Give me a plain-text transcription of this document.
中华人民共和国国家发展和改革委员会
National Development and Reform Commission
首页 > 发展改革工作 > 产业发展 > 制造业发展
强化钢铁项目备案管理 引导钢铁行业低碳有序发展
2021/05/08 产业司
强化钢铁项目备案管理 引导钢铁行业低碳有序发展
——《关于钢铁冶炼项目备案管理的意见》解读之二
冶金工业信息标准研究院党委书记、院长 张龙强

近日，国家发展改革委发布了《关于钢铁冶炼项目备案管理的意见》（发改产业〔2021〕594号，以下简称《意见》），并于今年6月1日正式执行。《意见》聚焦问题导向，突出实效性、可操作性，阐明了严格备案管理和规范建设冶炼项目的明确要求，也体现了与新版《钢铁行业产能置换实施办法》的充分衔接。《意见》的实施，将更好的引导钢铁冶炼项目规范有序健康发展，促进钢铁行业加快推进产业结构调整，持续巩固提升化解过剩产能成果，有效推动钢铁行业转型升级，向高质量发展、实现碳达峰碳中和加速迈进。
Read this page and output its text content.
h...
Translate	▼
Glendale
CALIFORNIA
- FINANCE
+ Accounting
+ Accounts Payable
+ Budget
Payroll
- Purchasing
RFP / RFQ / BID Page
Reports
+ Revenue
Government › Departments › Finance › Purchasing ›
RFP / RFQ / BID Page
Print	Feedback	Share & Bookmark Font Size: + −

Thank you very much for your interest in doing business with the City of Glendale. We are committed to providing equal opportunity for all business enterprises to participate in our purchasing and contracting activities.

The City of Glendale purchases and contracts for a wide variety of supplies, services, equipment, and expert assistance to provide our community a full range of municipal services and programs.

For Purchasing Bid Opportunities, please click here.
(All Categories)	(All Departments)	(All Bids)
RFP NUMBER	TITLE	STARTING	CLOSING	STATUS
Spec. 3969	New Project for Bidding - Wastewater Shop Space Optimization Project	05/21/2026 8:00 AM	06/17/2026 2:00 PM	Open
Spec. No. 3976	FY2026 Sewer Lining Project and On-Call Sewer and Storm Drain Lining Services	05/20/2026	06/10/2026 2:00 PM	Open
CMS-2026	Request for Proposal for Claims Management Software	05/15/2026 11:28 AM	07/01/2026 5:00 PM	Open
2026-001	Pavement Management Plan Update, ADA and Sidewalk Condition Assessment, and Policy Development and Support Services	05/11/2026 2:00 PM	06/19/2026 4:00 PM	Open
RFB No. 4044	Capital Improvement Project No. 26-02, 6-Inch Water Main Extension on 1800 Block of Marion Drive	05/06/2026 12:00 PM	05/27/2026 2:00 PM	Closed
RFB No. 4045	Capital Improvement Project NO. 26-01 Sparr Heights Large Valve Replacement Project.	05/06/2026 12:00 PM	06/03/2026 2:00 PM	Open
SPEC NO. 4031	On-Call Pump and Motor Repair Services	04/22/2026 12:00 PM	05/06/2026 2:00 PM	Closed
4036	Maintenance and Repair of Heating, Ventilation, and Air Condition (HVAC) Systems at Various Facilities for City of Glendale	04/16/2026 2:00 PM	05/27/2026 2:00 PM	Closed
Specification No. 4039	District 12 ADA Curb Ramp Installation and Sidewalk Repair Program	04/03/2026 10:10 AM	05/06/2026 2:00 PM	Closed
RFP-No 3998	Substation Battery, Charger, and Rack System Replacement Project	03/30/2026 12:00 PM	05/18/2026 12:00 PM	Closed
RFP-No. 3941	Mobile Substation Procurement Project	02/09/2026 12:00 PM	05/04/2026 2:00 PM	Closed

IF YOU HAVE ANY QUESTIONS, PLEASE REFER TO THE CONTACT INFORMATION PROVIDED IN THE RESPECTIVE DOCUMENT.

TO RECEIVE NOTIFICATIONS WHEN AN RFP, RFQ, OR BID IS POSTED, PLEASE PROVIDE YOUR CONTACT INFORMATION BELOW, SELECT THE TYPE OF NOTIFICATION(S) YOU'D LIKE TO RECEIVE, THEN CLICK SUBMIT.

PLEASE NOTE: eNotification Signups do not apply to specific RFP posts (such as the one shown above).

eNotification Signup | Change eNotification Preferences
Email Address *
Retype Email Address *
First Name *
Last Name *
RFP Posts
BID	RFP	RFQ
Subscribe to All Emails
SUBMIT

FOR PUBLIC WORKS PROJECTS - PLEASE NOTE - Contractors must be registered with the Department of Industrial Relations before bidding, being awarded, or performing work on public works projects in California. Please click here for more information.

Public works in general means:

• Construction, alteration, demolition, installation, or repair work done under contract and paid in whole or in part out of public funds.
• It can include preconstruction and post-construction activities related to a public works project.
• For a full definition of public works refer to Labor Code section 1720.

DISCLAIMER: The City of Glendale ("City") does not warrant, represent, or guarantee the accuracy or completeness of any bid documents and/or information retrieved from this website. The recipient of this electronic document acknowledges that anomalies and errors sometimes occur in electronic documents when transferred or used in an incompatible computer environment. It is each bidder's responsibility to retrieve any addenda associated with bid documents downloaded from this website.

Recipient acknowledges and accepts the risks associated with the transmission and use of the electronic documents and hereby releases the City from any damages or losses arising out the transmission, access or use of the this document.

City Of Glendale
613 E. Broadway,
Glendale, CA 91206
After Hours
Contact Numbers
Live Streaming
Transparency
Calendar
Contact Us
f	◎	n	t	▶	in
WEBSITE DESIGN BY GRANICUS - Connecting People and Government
************
§ AIM OF THE EXERCISE: Find every line in the records above that contains the word "Sidewalk", and copy each one.

§ COMPLETE ANSWER:
2026-001	Pavement Management Plan Update, ADA and Sidewalk Condition Assessment, and Policy Development and Support Services	05/11/2026 2:00 PM	06/19/2026 4:00 PM	Open
Specification No. 4039	District 12 ADA Curb Ramp Installation and Sidewalk Repair Program	04/03/2026 10:10 AM	05/06/2026 2:00 PM	Closed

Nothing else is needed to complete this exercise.